→ Problem requirements
Skip all pictures, then print the remaining material exactly.

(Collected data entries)
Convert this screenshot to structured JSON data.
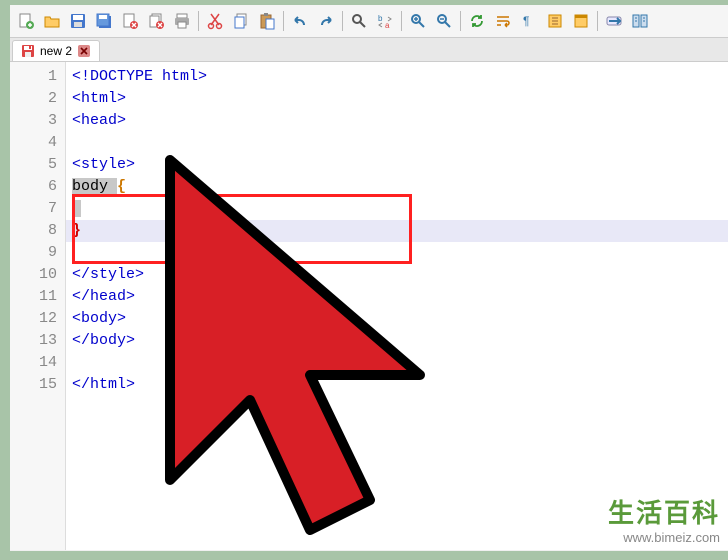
{
  "toolbar": {
    "buttons": [
      {
        "name": "new-file-icon",
        "title": "New"
      },
      {
        "name": "open-file-icon",
        "title": "Open"
      },
      {
        "name": "save-icon",
        "title": "Save"
      },
      {
        "name": "save-all-icon",
        "title": "Save All"
      },
      {
        "name": "close-icon",
        "title": "Close"
      },
      {
        "name": "close-all-icon",
        "title": "Close All"
      },
      {
        "name": "print-icon",
        "title": "Print"
      },
      {
        "name": "sep"
      },
      {
        "name": "cut-icon",
        "title": "Cut"
      },
      {
        "name": "copy-icon",
        "title": "Copy"
      },
      {
        "name": "paste-icon",
        "title": "Paste"
      },
      {
        "name": "sep"
      },
      {
        "name": "undo-icon",
        "title": "Undo"
      },
      {
        "name": "redo-icon",
        "title": "Redo"
      },
      {
        "name": "sep"
      },
      {
        "name": "find-icon",
        "title": "Find"
      },
      {
        "name": "replace-icon",
        "title": "Replace"
      },
      {
        "name": "sep"
      },
      {
        "name": "zoom-in-icon",
        "title": "Zoom In"
      },
      {
        "name": "zoom-out-icon",
        "title": "Zoom Out"
      },
      {
        "name": "sep"
      },
      {
        "name": "sync-icon",
        "title": "Sync"
      },
      {
        "name": "wrap-icon",
        "title": "Word Wrap"
      },
      {
        "name": "chars-icon",
        "title": "Show Chars"
      },
      {
        "name": "indent-icon",
        "title": "Indent Guide"
      },
      {
        "name": "folder-icon",
        "title": "Explorer"
      },
      {
        "name": "sep"
      },
      {
        "name": "macro-rec-icon",
        "title": "Record"
      },
      {
        "name": "macro-play-icon",
        "title": "Play"
      }
    ]
  },
  "tab": {
    "label": "new 2",
    "modified": true
  },
  "code": {
    "lines": [
      {
        "n": 1,
        "text": "<!DOCTYPE html>"
      },
      {
        "n": 2,
        "text": "<html>"
      },
      {
        "n": 3,
        "text": "<head>"
      },
      {
        "n": 4,
        "text": ""
      },
      {
        "n": 5,
        "text": "<style>"
      },
      {
        "n": 6,
        "text": "body {",
        "sel": "body ",
        "brace": "open"
      },
      {
        "n": 7,
        "text": " ",
        "sel": " "
      },
      {
        "n": 8,
        "text": "}",
        "brace": "close",
        "current": true
      },
      {
        "n": 9,
        "text": ""
      },
      {
        "n": 10,
        "text": "</style>"
      },
      {
        "n": 11,
        "text": "</head>"
      },
      {
        "n": 12,
        "text": "<body>"
      },
      {
        "n": 13,
        "text": "</body>"
      },
      {
        "n": 14,
        "text": ""
      },
      {
        "n": 15,
        "text": "</html>"
      }
    ]
  },
  "watermark": {
    "cn": "生活百科",
    "url": "www.bimeiz.com"
  }
}
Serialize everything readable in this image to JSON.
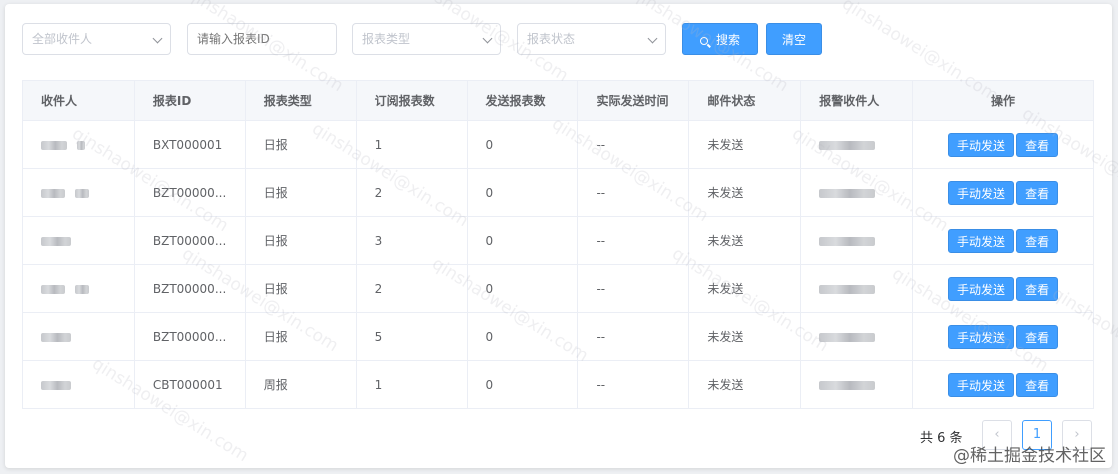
{
  "filters": {
    "recipient_select": "全部收件人",
    "report_id_placeholder": "请输入报表ID",
    "report_type_select": "报表类型",
    "report_status_select": "报表状态",
    "search_label": "搜索",
    "clear_label": "清空"
  },
  "table": {
    "headers": [
      "收件人",
      "报表ID",
      "报表类型",
      "订阅报表数",
      "发送报表数",
      "实际发送时间",
      "邮件状态",
      "报警收件人",
      "操作"
    ],
    "rows": [
      {
        "report_id": "BXT000001",
        "type": "日报",
        "subscribed": "1",
        "sent": "0",
        "send_time": "--",
        "status": "未发送"
      },
      {
        "report_id": "BZT00000...",
        "type": "日报",
        "subscribed": "2",
        "sent": "0",
        "send_time": "--",
        "status": "未发送"
      },
      {
        "report_id": "BZT00000...",
        "type": "日报",
        "subscribed": "3",
        "sent": "0",
        "send_time": "--",
        "status": "未发送"
      },
      {
        "report_id": "BZT00000...",
        "type": "日报",
        "subscribed": "2",
        "sent": "0",
        "send_time": "--",
        "status": "未发送"
      },
      {
        "report_id": "BZT00000...",
        "type": "日报",
        "subscribed": "5",
        "sent": "0",
        "send_time": "--",
        "status": "未发送"
      },
      {
        "report_id": "CBT000001",
        "type": "周报",
        "subscribed": "1",
        "sent": "0",
        "send_time": "--",
        "status": "未发送"
      }
    ],
    "manual_send_label": "手动发送",
    "view_label": "查看"
  },
  "pagination": {
    "total_text": "共 6 条",
    "current_page": "1",
    "prev_symbol": "‹",
    "next_symbol": "›"
  },
  "watermark_text": "qinshaowei@xin.com",
  "brand_text": "@稀土掘金技术社区",
  "colors": {
    "primary": "#409eff",
    "header_bg": "#f5f7fa",
    "border": "#ebeef5"
  },
  "icons": {
    "search_button": "search-icon",
    "select_arrow": "chevron-down-icon"
  }
}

→ Answer to the exercise
Convert this screenshot to structured JSON data.
{
  "toolbar": {
    "buttons": [
      {
        "name": "new-file-icon",
        "title": "New"
      },
      {
        "name": "open-file-icon",
        "title": "Open"
      },
      {
        "name": "save-icon",
        "title": "Save"
      },
      {
        "name": "save-all-icon",
        "title": "Save All"
      },
      {
        "name": "close-icon",
        "title": "Close"
      },
      {
        "name": "close-all-icon",
        "title": "Close All"
      },
      {
        "name": "print-icon",
        "title": "Print"
      },
      {
        "name": "sep"
      },
      {
        "name": "cut-icon",
        "title": "Cut"
      },
      {
        "name": "copy-icon",
        "title": "Copy"
      },
      {
        "name": "paste-icon",
        "title": "Paste"
      },
      {
        "name": "sep"
      },
      {
        "name": "undo-icon",
        "title": "Undo"
      },
      {
        "name": "redo-icon",
        "title": "Redo"
      },
      {
        "name": "sep"
      },
      {
        "name": "find-icon",
        "title": "Find"
      },
      {
        "name": "replace-icon",
        "title": "Replace"
      },
      {
        "name": "sep"
      },
      {
        "name": "zoom-in-icon",
        "title": "Zoom In"
      },
      {
        "name": "zoom-out-icon",
        "title": "Zoom Out"
      },
      {
        "name": "sep"
      },
      {
        "name": "sync-icon",
        "title": "Sync"
      },
      {
        "name": "wrap-icon",
        "title": "Word Wrap"
      },
      {
        "name": "chars-icon",
        "title": "Show Chars"
      },
      {
        "name": "indent-icon",
        "title": "Indent Guide"
      },
      {
        "name": "folder-icon",
        "title": "Explorer"
      },
      {
        "name": "sep"
      },
      {
        "name": "macro-rec-icon",
        "title": "Record"
      },
      {
        "name": "macro-play-icon",
        "title": "Play"
      }
    ]
  },
  "tab": {
    "label": "new 2",
    "modified": true
  },
  "code": {
    "lines": [
      {
        "n": 1,
        "text": "<!DOCTYPE html>"
      },
      {
        "n": 2,
        "text": "<html>"
      },
      {
        "n": 3,
        "text": "<head>"
      },
      {
        "n": 4,
        "text": ""
      },
      {
        "n": 5,
        "text": "<style>"
      },
      {
        "n": 6,
        "text": "body {",
        "sel": "body ",
        "brace": "open"
      },
      {
        "n": 7,
        "text": " ",
        "sel": " "
      },
      {
        "n": 8,
        "text": "}",
        "brace": "close",
        "current": true
      },
      {
        "n": 9,
        "text": ""
      },
      {
        "n": 10,
        "text": "</style>"
      },
      {
        "n": 11,
        "text": "</head>"
      },
      {
        "n": 12,
        "text": "<body>"
      },
      {
        "n": 13,
        "text": "</body>"
      },
      {
        "n": 14,
        "text": ""
      },
      {
        "n": 15,
        "text": "</html>"
      }
    ]
  },
  "watermark": {
    "cn": "生活百科",
    "url": "www.bimeiz.com"
  }
}
Serialize everything readable in this image to JSON.
{
  "filters": {
    "recipient_select": "全部收件人",
    "report_id_placeholder": "请输入报表ID",
    "report_type_select": "报表类型",
    "report_status_select": "报表状态",
    "search_label": "搜索",
    "clear_label": "清空"
  },
  "table": {
    "headers": [
      "收件人",
      "报表ID",
      "报表类型",
      "订阅报表数",
      "发送报表数",
      "实际发送时间",
      "邮件状态",
      "报警收件人",
      "操作"
    ],
    "rows": [
      {
        "report_id": "BXT000001",
        "type": "日报",
        "subscribed": "1",
        "sent": "0",
        "send_time": "--",
        "status": "未发送"
      },
      {
        "report_id": "BZT00000...",
        "type": "日报",
        "subscribed": "2",
        "sent": "0",
        "send_time": "--",
        "status": "未发送"
      },
      {
        "report_id": "BZT00000...",
        "type": "日报",
        "subscribed": "3",
        "sent": "0",
        "send_time": "--",
        "status": "未发送"
      },
      {
        "report_id": "BZT00000...",
        "type": "日报",
        "subscribed": "2",
        "sent": "0",
        "send_time": "--",
        "status": "未发送"
      },
      {
        "report_id": "BZT00000...",
        "type": "日报",
        "subscribed": "5",
        "sent": "0",
        "send_time": "--",
        "status": "未发送"
      },
      {
        "report_id": "CBT000001",
        "type": "周报",
        "subscribed": "1",
        "sent": "0",
        "send_time": "--",
        "status": "未发送"
      }
    ],
    "manual_send_label": "手动发送",
    "view_label": "查看"
  },
  "pagination": {
    "total_text": "共 6 条",
    "current_page": "1",
    "prev_symbol": "‹",
    "next_symbol": "›"
  },
  "watermark_text": "qinshaowei@xin.com",
  "brand_text": "@稀土掘金技术社区",
  "colors": {
    "primary": "#409eff",
    "header_bg": "#f5f7fa",
    "border": "#ebeef5"
  },
  "icons": {
    "search_button": "search-icon",
    "select_arrow": "chevron-down-icon"
  }
}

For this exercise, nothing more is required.